Work to complete: Write every record out again exactly as given.

*** Records for the task ***

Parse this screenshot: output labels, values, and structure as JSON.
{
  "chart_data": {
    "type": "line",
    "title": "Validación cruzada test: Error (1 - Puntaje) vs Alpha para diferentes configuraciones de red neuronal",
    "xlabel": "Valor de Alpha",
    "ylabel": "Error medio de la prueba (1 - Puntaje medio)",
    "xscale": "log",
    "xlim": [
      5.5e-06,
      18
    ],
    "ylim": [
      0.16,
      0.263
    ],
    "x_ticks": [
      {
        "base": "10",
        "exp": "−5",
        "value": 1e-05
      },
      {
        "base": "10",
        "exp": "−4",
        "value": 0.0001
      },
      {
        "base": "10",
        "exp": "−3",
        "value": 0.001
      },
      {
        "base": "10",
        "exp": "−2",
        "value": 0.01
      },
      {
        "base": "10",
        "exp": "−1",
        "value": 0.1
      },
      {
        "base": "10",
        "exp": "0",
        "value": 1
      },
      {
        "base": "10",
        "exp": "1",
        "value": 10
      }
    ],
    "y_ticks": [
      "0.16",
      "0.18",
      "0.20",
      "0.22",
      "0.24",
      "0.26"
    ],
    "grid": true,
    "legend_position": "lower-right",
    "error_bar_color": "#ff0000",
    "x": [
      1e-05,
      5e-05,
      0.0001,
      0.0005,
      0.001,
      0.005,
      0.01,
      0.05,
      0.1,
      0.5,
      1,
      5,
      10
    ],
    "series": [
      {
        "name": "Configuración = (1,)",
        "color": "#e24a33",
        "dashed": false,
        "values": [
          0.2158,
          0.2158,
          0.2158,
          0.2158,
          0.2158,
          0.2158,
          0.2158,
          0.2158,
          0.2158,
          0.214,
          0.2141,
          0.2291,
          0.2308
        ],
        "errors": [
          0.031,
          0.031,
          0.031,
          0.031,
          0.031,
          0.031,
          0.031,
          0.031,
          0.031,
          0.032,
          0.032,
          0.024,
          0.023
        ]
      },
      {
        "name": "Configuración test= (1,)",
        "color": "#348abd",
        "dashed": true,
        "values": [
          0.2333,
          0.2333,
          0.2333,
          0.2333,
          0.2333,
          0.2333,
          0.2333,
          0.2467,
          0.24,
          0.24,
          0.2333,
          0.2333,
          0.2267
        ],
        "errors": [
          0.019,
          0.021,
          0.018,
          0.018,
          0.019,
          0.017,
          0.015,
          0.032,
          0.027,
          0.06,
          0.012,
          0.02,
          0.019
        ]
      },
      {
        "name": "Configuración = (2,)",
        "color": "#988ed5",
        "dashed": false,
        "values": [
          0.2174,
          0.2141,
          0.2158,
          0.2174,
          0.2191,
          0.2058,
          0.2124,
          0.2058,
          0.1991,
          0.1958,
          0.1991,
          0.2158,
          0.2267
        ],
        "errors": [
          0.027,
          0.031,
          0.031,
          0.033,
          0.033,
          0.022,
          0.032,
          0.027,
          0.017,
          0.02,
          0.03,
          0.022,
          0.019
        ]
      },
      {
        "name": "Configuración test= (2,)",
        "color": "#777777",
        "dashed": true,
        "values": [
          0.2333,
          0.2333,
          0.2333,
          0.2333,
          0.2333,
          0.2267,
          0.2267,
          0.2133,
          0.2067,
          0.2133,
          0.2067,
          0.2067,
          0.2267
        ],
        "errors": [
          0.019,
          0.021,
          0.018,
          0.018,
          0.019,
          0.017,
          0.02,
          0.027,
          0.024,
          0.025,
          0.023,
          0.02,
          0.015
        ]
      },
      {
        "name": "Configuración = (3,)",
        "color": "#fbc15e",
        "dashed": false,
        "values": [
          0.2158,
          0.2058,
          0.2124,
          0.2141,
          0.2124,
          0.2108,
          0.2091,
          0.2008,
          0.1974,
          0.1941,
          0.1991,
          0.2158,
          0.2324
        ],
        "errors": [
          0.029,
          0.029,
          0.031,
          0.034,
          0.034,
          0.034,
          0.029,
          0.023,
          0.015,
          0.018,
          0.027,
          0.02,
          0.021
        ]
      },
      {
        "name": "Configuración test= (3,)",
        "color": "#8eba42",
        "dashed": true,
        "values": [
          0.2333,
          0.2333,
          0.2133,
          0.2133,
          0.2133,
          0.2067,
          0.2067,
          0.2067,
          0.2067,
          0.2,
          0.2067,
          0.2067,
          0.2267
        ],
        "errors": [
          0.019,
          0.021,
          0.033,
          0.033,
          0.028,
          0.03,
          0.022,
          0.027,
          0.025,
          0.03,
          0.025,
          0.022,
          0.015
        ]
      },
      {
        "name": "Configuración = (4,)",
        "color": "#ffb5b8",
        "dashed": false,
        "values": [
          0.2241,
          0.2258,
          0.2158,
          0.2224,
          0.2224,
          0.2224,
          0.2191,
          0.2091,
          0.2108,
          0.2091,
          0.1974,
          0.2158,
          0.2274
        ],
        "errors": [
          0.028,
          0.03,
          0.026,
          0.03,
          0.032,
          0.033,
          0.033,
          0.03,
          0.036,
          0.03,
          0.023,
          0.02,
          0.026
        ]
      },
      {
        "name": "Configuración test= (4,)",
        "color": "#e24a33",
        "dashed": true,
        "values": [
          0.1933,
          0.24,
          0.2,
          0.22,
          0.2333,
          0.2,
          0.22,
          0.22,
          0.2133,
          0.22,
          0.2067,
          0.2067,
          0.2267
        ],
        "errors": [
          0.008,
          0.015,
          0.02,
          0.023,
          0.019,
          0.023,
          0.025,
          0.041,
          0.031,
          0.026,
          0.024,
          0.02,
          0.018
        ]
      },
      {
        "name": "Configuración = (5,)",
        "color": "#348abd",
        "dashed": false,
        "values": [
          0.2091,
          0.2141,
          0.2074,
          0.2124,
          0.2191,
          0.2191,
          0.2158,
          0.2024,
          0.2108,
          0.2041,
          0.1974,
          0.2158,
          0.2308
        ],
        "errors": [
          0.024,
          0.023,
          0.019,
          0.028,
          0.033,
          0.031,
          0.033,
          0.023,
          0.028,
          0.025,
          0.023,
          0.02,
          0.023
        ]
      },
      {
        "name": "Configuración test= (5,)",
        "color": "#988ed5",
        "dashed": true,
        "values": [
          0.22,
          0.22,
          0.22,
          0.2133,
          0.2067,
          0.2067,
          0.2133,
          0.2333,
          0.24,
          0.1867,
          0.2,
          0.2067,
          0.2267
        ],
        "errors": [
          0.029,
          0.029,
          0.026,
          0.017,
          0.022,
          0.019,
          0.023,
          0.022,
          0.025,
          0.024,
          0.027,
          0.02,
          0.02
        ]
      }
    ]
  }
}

***

Response to this exercise:
Parse this screenshot: output labels, values, and structure as JSON.
{
  "chart_data": {
    "type": "line",
    "title": "Validación cruzada test: Error (1 - Puntaje) vs Alpha para diferentes configuraciones de red neuronal",
    "xlabel": "Valor de Alpha",
    "ylabel": "Error medio de la prueba (1 - Puntaje medio)",
    "xscale": "log",
    "xlim": [
      5.5e-06,
      18
    ],
    "ylim": [
      0.16,
      0.263
    ],
    "x_ticks": [
      {
        "base": "10",
        "exp": "−5",
        "value": 1e-05
      },
      {
        "base": "10",
        "exp": "−4",
        "value": 0.0001
      },
      {
        "base": "10",
        "exp": "−3",
        "value": 0.001
      },
      {
        "base": "10",
        "exp": "−2",
        "value": 0.01
      },
      {
        "base": "10",
        "exp": "−1",
        "value": 0.1
      },
      {
        "base": "10",
        "exp": "0",
        "value": 1
      },
      {
        "base": "10",
        "exp": "1",
        "value": 10
      }
    ],
    "y_ticks": [
      "0.16",
      "0.18",
      "0.20",
      "0.22",
      "0.24",
      "0.26"
    ],
    "grid": true,
    "legend_position": "lower-right",
    "error_bar_color": "#ff0000",
    "x": [
      1e-05,
      5e-05,
      0.0001,
      0.0005,
      0.001,
      0.005,
      0.01,
      0.05,
      0.1,
      0.5,
      1,
      5,
      10
    ],
    "series": [
      {
        "name": "Configuración = (1,)",
        "color": "#e24a33",
        "dashed": false,
        "values": [
          0.2158,
          0.2158,
          0.2158,
          0.2158,
          0.2158,
          0.2158,
          0.2158,
          0.2158,
          0.2158,
          0.214,
          0.2141,
          0.2291,
          0.2308
        ],
        "errors": [
          0.031,
          0.031,
          0.031,
          0.031,
          0.031,
          0.031,
          0.031,
          0.031,
          0.031,
          0.032,
          0.032,
          0.024,
          0.023
        ]
      },
      {
        "name": "Configuración test= (1,)",
        "color": "#348abd",
        "dashed": true,
        "values": [
          0.2333,
          0.2333,
          0.2333,
          0.2333,
          0.2333,
          0.2333,
          0.2333,
          0.2467,
          0.24,
          0.24,
          0.2333,
          0.2333,
          0.2267
        ],
        "errors": [
          0.019,
          0.021,
          0.018,
          0.018,
          0.019,
          0.017,
          0.015,
          0.032,
          0.027,
          0.06,
          0.012,
          0.02,
          0.019
        ]
      },
      {
        "name": "Configuración = (2,)",
        "color": "#988ed5",
        "dashed": false,
        "values": [
          0.2174,
          0.2141,
          0.2158,
          0.2174,
          0.2191,
          0.2058,
          0.2124,
          0.2058,
          0.1991,
          0.1958,
          0.1991,
          0.2158,
          0.2267
        ],
        "errors": [
          0.027,
          0.031,
          0.031,
          0.033,
          0.033,
          0.022,
          0.032,
          0.027,
          0.017,
          0.02,
          0.03,
          0.022,
          0.019
        ]
      },
      {
        "name": "Configuración test= (2,)",
        "color": "#777777",
        "dashed": true,
        "values": [
          0.2333,
          0.2333,
          0.2333,
          0.2333,
          0.2333,
          0.2267,
          0.2267,
          0.2133,
          0.2067,
          0.2133,
          0.2067,
          0.2067,
          0.2267
        ],
        "errors": [
          0.019,
          0.021,
          0.018,
          0.018,
          0.019,
          0.017,
          0.02,
          0.027,
          0.024,
          0.025,
          0.023,
          0.02,
          0.015
        ]
      },
      {
        "name": "Configuración = (3,)",
        "color": "#fbc15e",
        "dashed": false,
        "values": [
          0.2158,
          0.2058,
          0.2124,
          0.2141,
          0.2124,
          0.2108,
          0.2091,
          0.2008,
          0.1974,
          0.1941,
          0.1991,
          0.2158,
          0.2324
        ],
        "errors": [
          0.029,
          0.029,
          0.031,
          0.034,
          0.034,
          0.034,
          0.029,
          0.023,
          0.015,
          0.018,
          0.027,
          0.02,
          0.021
        ]
      },
      {
        "name": "Configuración test= (3,)",
        "color": "#8eba42",
        "dashed": true,
        "values": [
          0.2333,
          0.2333,
          0.2133,
          0.2133,
          0.2133,
          0.2067,
          0.2067,
          0.2067,
          0.2067,
          0.2,
          0.2067,
          0.2067,
          0.2267
        ],
        "errors": [
          0.019,
          0.021,
          0.033,
          0.033,
          0.028,
          0.03,
          0.022,
          0.027,
          0.025,
          0.03,
          0.025,
          0.022,
          0.015
        ]
      },
      {
        "name": "Configuración = (4,)",
        "color": "#ffb5b8",
        "dashed": false,
        "values": [
          0.2241,
          0.2258,
          0.2158,
          0.2224,
          0.2224,
          0.2224,
          0.2191,
          0.2091,
          0.2108,
          0.2091,
          0.1974,
          0.2158,
          0.2274
        ],
        "errors": [
          0.028,
          0.03,
          0.026,
          0.03,
          0.032,
          0.033,
          0.033,
          0.03,
          0.036,
          0.03,
          0.023,
          0.02,
          0.026
        ]
      },
      {
        "name": "Configuración test= (4,)",
        "color": "#e24a33",
        "dashed": true,
        "values": [
          0.1933,
          0.24,
          0.2,
          0.22,
          0.2333,
          0.2,
          0.22,
          0.22,
          0.2133,
          0.22,
          0.2067,
          0.2067,
          0.2267
        ],
        "errors": [
          0.008,
          0.015,
          0.02,
          0.023,
          0.019,
          0.023,
          0.025,
          0.041,
          0.031,
          0.026,
          0.024,
          0.02,
          0.018
        ]
      },
      {
        "name": "Configuración = (5,)",
        "color": "#348abd",
        "dashed": false,
        "values": [
          0.2091,
          0.2141,
          0.2074,
          0.2124,
          0.2191,
          0.2191,
          0.2158,
          0.2024,
          0.2108,
          0.2041,
          0.1974,
          0.2158,
          0.2308
        ],
        "errors": [
          0.024,
          0.023,
          0.019,
          0.028,
          0.033,
          0.031,
          0.033,
          0.023,
          0.028,
          0.025,
          0.023,
          0.02,
          0.023
        ]
      },
      {
        "name": "Configuración test= (5,)",
        "color": "#988ed5",
        "dashed": true,
        "values": [
          0.22,
          0.22,
          0.22,
          0.2133,
          0.2067,
          0.2067,
          0.2133,
          0.2333,
          0.24,
          0.1867,
          0.2,
          0.2067,
          0.2267
        ],
        "errors": [
          0.029,
          0.029,
          0.026,
          0.017,
          0.022,
          0.019,
          0.023,
          0.022,
          0.025,
          0.024,
          0.027,
          0.02,
          0.02
        ]
      }
    ]
  }
}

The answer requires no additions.